WHAT THE TASK REQUIRES
Reproduce all the lines below exactly and omit the images.

———

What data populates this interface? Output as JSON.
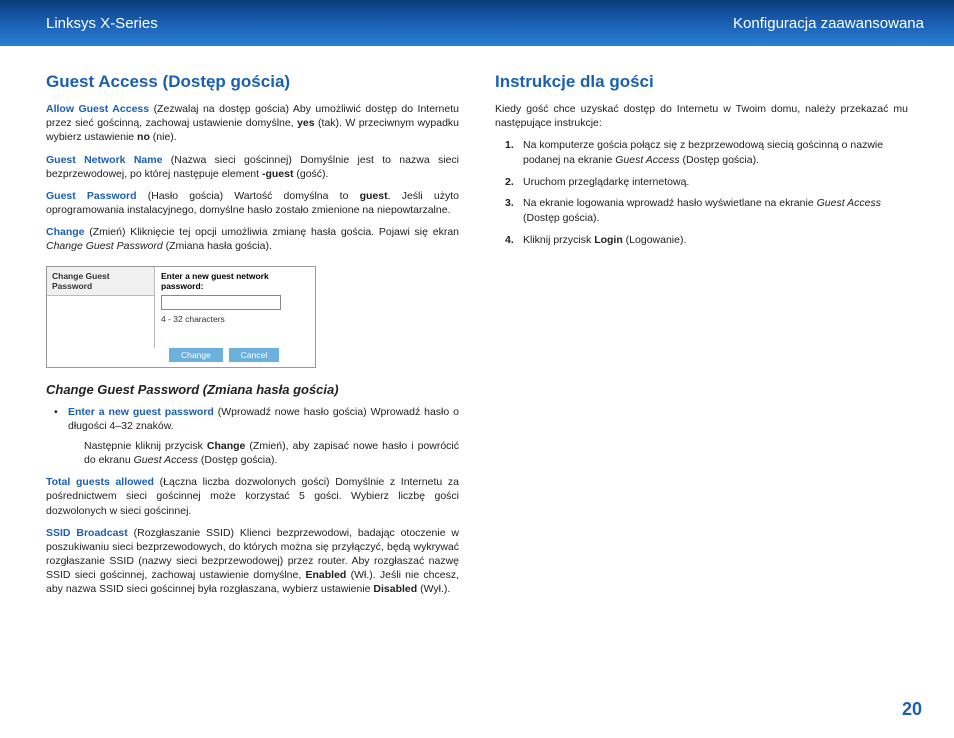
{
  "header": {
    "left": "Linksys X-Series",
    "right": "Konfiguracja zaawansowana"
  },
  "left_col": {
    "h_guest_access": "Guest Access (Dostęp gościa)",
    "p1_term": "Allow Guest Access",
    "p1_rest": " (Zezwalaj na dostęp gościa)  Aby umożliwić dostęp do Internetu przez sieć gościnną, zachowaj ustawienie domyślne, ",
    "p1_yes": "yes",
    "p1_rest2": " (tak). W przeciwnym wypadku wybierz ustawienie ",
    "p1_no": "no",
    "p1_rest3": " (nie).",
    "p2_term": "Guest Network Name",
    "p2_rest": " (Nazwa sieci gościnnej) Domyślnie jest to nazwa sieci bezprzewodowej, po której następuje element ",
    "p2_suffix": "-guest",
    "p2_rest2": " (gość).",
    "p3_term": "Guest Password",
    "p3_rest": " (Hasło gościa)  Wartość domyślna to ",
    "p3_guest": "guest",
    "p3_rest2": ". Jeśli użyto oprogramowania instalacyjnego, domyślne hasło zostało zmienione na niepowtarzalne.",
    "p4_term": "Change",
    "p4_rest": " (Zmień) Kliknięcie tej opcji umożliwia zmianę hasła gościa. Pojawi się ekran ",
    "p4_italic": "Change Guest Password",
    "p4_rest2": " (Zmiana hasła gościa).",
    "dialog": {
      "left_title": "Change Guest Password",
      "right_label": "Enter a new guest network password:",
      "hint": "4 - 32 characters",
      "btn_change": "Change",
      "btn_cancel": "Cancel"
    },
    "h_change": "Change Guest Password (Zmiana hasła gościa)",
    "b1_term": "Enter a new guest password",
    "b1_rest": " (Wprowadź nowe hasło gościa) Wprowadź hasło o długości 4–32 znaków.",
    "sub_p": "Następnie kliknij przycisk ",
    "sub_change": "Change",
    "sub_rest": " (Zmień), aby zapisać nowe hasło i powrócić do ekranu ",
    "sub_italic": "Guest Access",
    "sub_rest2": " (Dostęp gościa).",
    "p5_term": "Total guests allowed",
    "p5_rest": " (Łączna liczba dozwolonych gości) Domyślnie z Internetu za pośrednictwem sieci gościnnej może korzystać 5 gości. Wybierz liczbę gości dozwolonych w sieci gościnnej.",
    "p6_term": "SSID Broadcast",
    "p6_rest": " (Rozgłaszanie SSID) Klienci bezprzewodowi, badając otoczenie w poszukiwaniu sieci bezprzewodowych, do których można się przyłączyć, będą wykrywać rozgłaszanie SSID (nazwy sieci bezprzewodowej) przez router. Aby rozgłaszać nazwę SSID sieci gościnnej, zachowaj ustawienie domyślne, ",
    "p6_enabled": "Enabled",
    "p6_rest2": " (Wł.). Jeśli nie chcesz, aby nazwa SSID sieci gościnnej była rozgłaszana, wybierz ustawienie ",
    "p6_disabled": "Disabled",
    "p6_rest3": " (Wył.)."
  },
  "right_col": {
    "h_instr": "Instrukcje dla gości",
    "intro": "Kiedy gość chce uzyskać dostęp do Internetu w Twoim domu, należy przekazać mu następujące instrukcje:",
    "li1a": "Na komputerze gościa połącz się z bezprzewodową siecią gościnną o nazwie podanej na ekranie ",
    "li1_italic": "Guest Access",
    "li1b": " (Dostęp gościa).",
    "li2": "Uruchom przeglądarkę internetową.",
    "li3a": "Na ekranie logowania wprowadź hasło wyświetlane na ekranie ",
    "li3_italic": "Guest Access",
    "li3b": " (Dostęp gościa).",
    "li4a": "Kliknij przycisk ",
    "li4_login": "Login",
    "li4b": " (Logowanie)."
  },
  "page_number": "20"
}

———

TASK OUTPUT
What data populates this interface? Output as JSON.
{
  "header": {
    "left": "Linksys X-Series",
    "right": "Konfiguracja zaawansowana"
  },
  "left_col": {
    "h_guest_access": "Guest Access (Dostęp gościa)",
    "p1_term": "Allow Guest Access",
    "p1_rest": " (Zezwalaj na dostęp gościa)  Aby umożliwić dostęp do Internetu przez sieć gościnną, zachowaj ustawienie domyślne, ",
    "p1_yes": "yes",
    "p1_rest2": " (tak). W przeciwnym wypadku wybierz ustawienie ",
    "p1_no": "no",
    "p1_rest3": " (nie).",
    "p2_term": "Guest Network Name",
    "p2_rest": " (Nazwa sieci gościnnej) Domyślnie jest to nazwa sieci bezprzewodowej, po której następuje element ",
    "p2_suffix": "-guest",
    "p2_rest2": " (gość).",
    "p3_term": "Guest Password",
    "p3_rest": " (Hasło gościa)  Wartość domyślna to ",
    "p3_guest": "guest",
    "p3_rest2": ". Jeśli użyto oprogramowania instalacyjnego, domyślne hasło zostało zmienione na niepowtarzalne.",
    "p4_term": "Change",
    "p4_rest": " (Zmień) Kliknięcie tej opcji umożliwia zmianę hasła gościa. Pojawi się ekran ",
    "p4_italic": "Change Guest Password",
    "p4_rest2": " (Zmiana hasła gościa).",
    "dialog": {
      "left_title": "Change Guest Password",
      "right_label": "Enter a new guest network password:",
      "hint": "4 - 32 characters",
      "btn_change": "Change",
      "btn_cancel": "Cancel"
    },
    "h_change": "Change Guest Password (Zmiana hasła gościa)",
    "b1_term": "Enter a new guest password",
    "b1_rest": " (Wprowadź nowe hasło gościa) Wprowadź hasło o długości 4–32 znaków.",
    "sub_p": "Następnie kliknij przycisk ",
    "sub_change": "Change",
    "sub_rest": " (Zmień), aby zapisać nowe hasło i powrócić do ekranu ",
    "sub_italic": "Guest Access",
    "sub_rest2": " (Dostęp gościa).",
    "p5_term": "Total guests allowed",
    "p5_rest": " (Łączna liczba dozwolonych gości) Domyślnie z Internetu za pośrednictwem sieci gościnnej może korzystać 5 gości. Wybierz liczbę gości dozwolonych w sieci gościnnej.",
    "p6_term": "SSID Broadcast",
    "p6_rest": " (Rozgłaszanie SSID) Klienci bezprzewodowi, badając otoczenie w poszukiwaniu sieci bezprzewodowych, do których można się przyłączyć, będą wykrywać rozgłaszanie SSID (nazwy sieci bezprzewodowej) przez router. Aby rozgłaszać nazwę SSID sieci gościnnej, zachowaj ustawienie domyślne, ",
    "p6_enabled": "Enabled",
    "p6_rest2": " (Wł.). Jeśli nie chcesz, aby nazwa SSID sieci gościnnej była rozgłaszana, wybierz ustawienie ",
    "p6_disabled": "Disabled",
    "p6_rest3": " (Wył.)."
  },
  "right_col": {
    "h_instr": "Instrukcje dla gości",
    "intro": "Kiedy gość chce uzyskać dostęp do Internetu w Twoim domu, należy przekazać mu następujące instrukcje:",
    "li1a": "Na komputerze gościa połącz się z bezprzewodową siecią gościnną o nazwie podanej na ekranie ",
    "li1_italic": "Guest Access",
    "li1b": " (Dostęp gościa).",
    "li2": "Uruchom przeglądarkę internetową.",
    "li3a": "Na ekranie logowania wprowadź hasło wyświetlane na ekranie ",
    "li3_italic": "Guest Access",
    "li3b": " (Dostęp gościa).",
    "li4a": "Kliknij przycisk ",
    "li4_login": "Login",
    "li4b": " (Logowanie)."
  },
  "page_number": "20"
}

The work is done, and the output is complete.